● ASSIGNMENT
Go through the data below line by line. Give only the number of lines that contain "hanno".

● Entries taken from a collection
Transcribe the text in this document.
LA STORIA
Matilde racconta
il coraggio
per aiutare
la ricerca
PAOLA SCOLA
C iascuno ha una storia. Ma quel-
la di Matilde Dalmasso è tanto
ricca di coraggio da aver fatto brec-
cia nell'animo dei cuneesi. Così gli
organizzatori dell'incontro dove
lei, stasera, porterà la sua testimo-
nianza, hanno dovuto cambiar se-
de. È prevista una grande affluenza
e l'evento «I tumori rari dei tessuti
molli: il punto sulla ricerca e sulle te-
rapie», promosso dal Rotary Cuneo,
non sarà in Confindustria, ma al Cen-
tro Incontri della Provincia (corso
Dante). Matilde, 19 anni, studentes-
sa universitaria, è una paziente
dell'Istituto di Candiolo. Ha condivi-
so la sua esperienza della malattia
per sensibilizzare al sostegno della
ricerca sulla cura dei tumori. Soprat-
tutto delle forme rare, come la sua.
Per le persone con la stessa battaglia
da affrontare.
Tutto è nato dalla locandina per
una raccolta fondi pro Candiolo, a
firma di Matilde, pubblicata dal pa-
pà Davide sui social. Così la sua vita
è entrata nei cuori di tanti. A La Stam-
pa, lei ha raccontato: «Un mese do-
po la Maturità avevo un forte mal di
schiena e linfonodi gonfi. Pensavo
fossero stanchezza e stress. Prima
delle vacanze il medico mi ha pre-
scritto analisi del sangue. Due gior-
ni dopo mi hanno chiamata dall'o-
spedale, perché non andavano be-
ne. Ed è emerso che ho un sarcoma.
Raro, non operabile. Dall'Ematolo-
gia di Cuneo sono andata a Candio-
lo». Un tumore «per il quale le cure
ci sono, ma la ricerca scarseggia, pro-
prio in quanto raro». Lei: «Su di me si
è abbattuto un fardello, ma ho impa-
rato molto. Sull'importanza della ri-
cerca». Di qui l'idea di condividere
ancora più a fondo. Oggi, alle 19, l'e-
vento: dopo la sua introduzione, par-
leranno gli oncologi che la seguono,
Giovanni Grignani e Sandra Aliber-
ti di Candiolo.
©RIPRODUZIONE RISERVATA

● EXERCISE ANSWER
2